[begin GIVEN RECORDS]
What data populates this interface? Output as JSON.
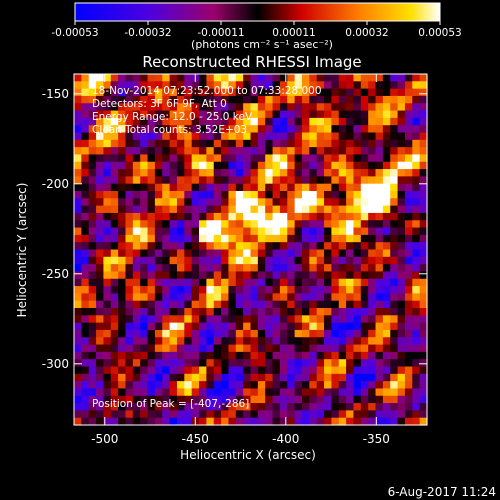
{
  "colorbar": {
    "ticks": [
      "-0.00053",
      "-0.00032",
      "-0.00011",
      "0.00011",
      "0.00032",
      "0.00053"
    ],
    "unit_label": "(photons cm⁻² s⁻¹ asec⁻²)"
  },
  "title": "Reconstructed RHESSI Image",
  "annotations": {
    "time_range": "18-Nov-2014 07:23:52.000 to 07:33:28.000",
    "detectors": "Detectors: 3F 6F 9F, Att 0",
    "energy_range": "Energy Range: 12.0 - 25.0 keV",
    "algorithm": "Clean     Total counts: 3.52E+03",
    "peak": "Position of Peak = [-407,-286]"
  },
  "footer_timestamp": "6-Aug-2017 11:24",
  "chart_data": {
    "type": "heatmap",
    "title": "Reconstructed RHESSI Image",
    "xlabel": "Heliocentric X (arcsec)",
    "ylabel": "Heliocentric Y (arcsec)",
    "xlim": [
      -517,
      -322
    ],
    "ylim": [
      -334,
      -139
    ],
    "xticks": [
      -500,
      -450,
      -400,
      -350
    ],
    "yticks": [
      -150,
      -200,
      -250,
      -300
    ],
    "xtick_labels": [
      "-500",
      "-450",
      "-400",
      "-350"
    ],
    "ytick_labels": [
      "-150",
      "-200",
      "-250",
      "-300"
    ],
    "colorbar_range": [
      -0.00053,
      0.00053
    ],
    "colormap": "hot-blue",
    "grid_cells": 48,
    "peak_position": [
      -407,
      -286
    ]
  }
}
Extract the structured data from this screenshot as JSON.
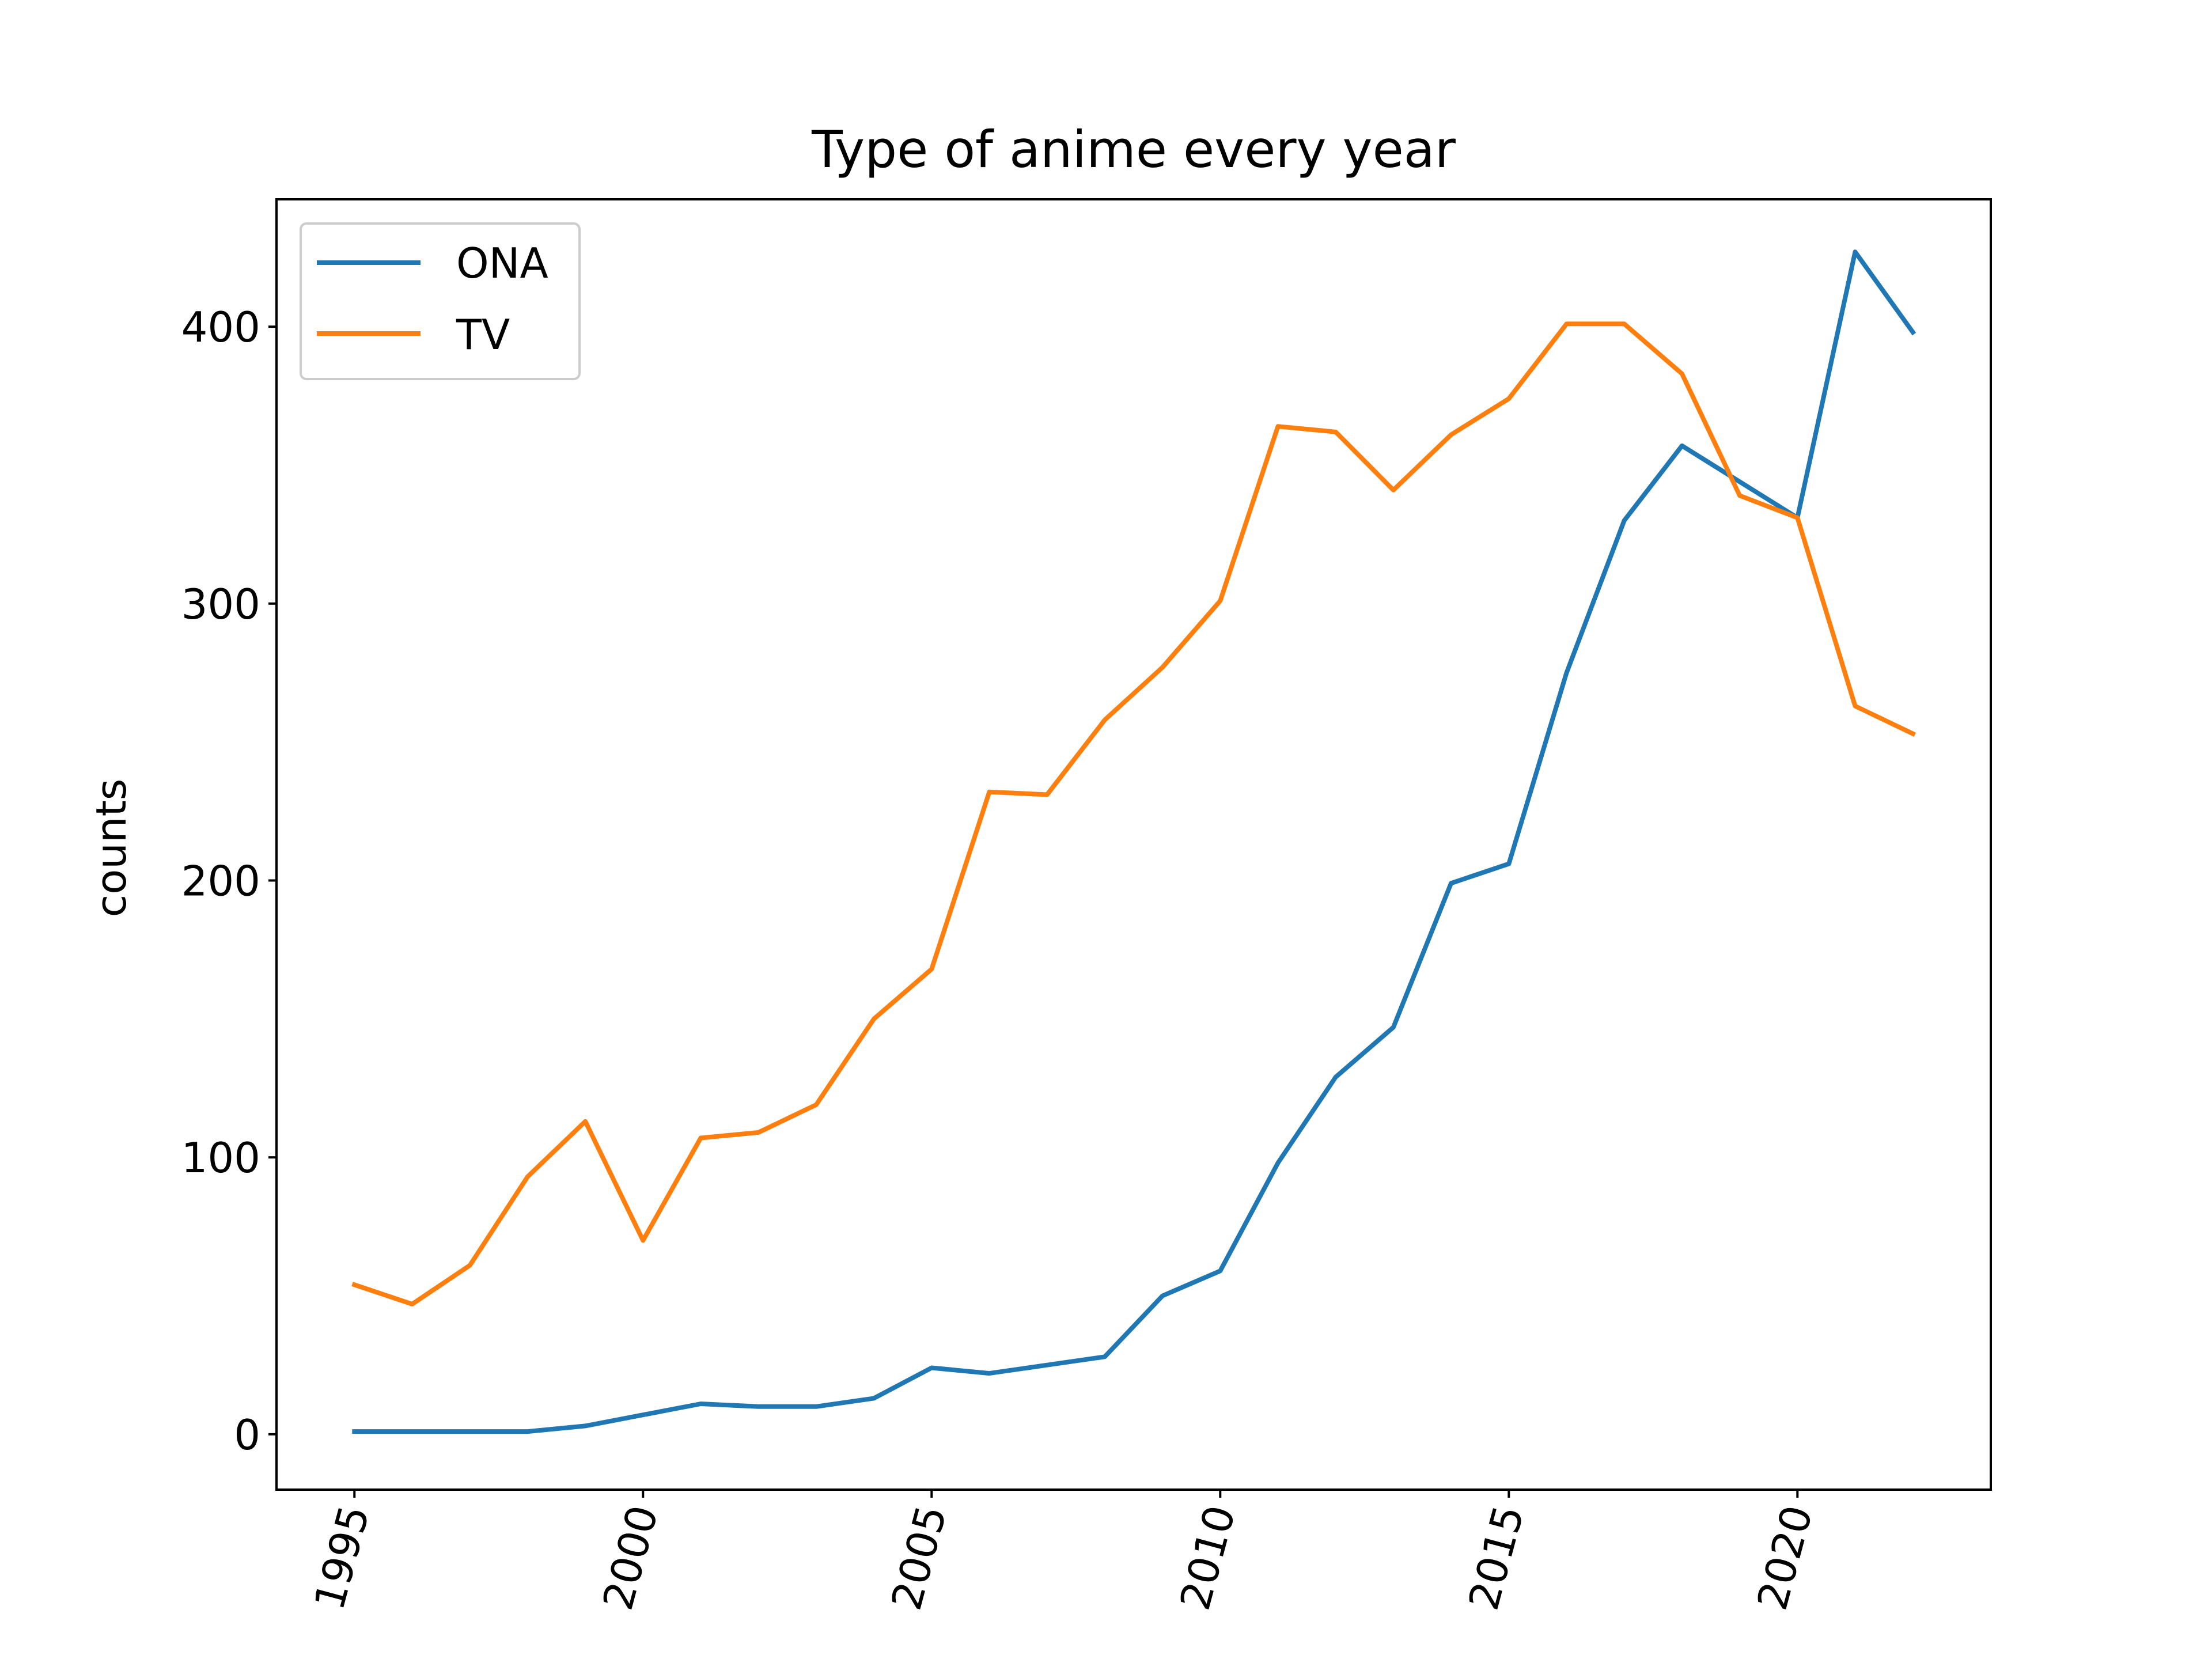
{
  "chart_data": {
    "type": "line",
    "title": "Type of anime every year",
    "xlabel": "",
    "ylabel": "counts",
    "xlim": [
      1993.65,
      2023.35
    ],
    "ylim": [
      -20,
      446
    ],
    "xticks": [
      1995,
      2000,
      2005,
      2010,
      2015,
      2020
    ],
    "yticks": [
      0,
      100,
      200,
      300,
      400
    ],
    "x_tick_rotation": -75,
    "grid": false,
    "legend_position": "top-left",
    "x": [
      1995,
      1996,
      1997,
      1998,
      1999,
      2000,
      2001,
      2002,
      2003,
      2004,
      2005,
      2006,
      2007,
      2008,
      2009,
      2010,
      2011,
      2012,
      2013,
      2014,
      2015,
      2016,
      2017,
      2018,
      2019,
      2020,
      2021,
      2022
    ],
    "series": [
      {
        "name": "ONA",
        "color": "#1f77b4",
        "values": [
          1,
          1,
          1,
          1,
          3,
          7,
          11,
          10,
          10,
          13,
          24,
          22,
          25,
          28,
          50,
          59,
          98,
          129,
          147,
          199,
          206,
          275,
          330,
          357,
          344,
          331,
          427,
          398
        ]
      },
      {
        "name": "TV",
        "color": "#ff7f0e",
        "values": [
          54,
          47,
          61,
          93,
          113,
          70,
          107,
          109,
          119,
          150,
          168,
          232,
          231,
          258,
          277,
          301,
          364,
          362,
          341,
          361,
          374,
          401,
          401,
          383,
          339,
          331,
          263,
          253
        ]
      }
    ]
  }
}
[end GIVEN RECORDS]
§ **GIVEN PROBLEM**
Write the records above out again exactly, with no pictures in your copy.

§ **SOLUTION**
What data populates this interface? Output as JSON.
{
  "colorbar": {
    "ticks": [
      "-0.00053",
      "-0.00032",
      "-0.00011",
      "0.00011",
      "0.00032",
      "0.00053"
    ],
    "unit_label": "(photons cm⁻² s⁻¹ asec⁻²)"
  },
  "title": "Reconstructed RHESSI Image",
  "annotations": {
    "time_range": "18-Nov-2014 07:23:52.000 to 07:33:28.000",
    "detectors": "Detectors: 3F 6F 9F, Att 0",
    "energy_range": "Energy Range: 12.0 - 25.0 keV",
    "algorithm": "Clean     Total counts: 3.52E+03",
    "peak": "Position of Peak = [-407,-286]"
  },
  "footer_timestamp": "6-Aug-2017 11:24",
  "chart_data": {
    "type": "heatmap",
    "title": "Reconstructed RHESSI Image",
    "xlabel": "Heliocentric X (arcsec)",
    "ylabel": "Heliocentric Y (arcsec)",
    "xlim": [
      -517,
      -322
    ],
    "ylim": [
      -334,
      -139
    ],
    "xticks": [
      -500,
      -450,
      -400,
      -350
    ],
    "yticks": [
      -150,
      -200,
      -250,
      -300
    ],
    "xtick_labels": [
      "-500",
      "-450",
      "-400",
      "-350"
    ],
    "ytick_labels": [
      "-150",
      "-200",
      "-250",
      "-300"
    ],
    "colorbar_range": [
      -0.00053,
      0.00053
    ],
    "colormap": "hot-blue",
    "grid_cells": 48,
    "peak_position": [
      -407,
      -286
    ]
  }
}
Extract the structured data from this screenshot as JSON.
{
  "chart_data": {
    "type": "line",
    "title": "Type of anime every year",
    "xlabel": "",
    "ylabel": "counts",
    "xlim": [
      1993.65,
      2023.35
    ],
    "ylim": [
      -20,
      446
    ],
    "xticks": [
      1995,
      2000,
      2005,
      2010,
      2015,
      2020
    ],
    "yticks": [
      0,
      100,
      200,
      300,
      400
    ],
    "x_tick_rotation": -75,
    "grid": false,
    "legend_position": "top-left",
    "x": [
      1995,
      1996,
      1997,
      1998,
      1999,
      2000,
      2001,
      2002,
      2003,
      2004,
      2005,
      2006,
      2007,
      2008,
      2009,
      2010,
      2011,
      2012,
      2013,
      2014,
      2015,
      2016,
      2017,
      2018,
      2019,
      2020,
      2021,
      2022
    ],
    "series": [
      {
        "name": "ONA",
        "color": "#1f77b4",
        "values": [
          1,
          1,
          1,
          1,
          3,
          7,
          11,
          10,
          10,
          13,
          24,
          22,
          25,
          28,
          50,
          59,
          98,
          129,
          147,
          199,
          206,
          275,
          330,
          357,
          344,
          331,
          427,
          398
        ]
      },
      {
        "name": "TV",
        "color": "#ff7f0e",
        "values": [
          54,
          47,
          61,
          93,
          113,
          70,
          107,
          109,
          119,
          150,
          168,
          232,
          231,
          258,
          277,
          301,
          364,
          362,
          341,
          361,
          374,
          401,
          401,
          383,
          339,
          331,
          263,
          253
        ]
      }
    ]
  }
}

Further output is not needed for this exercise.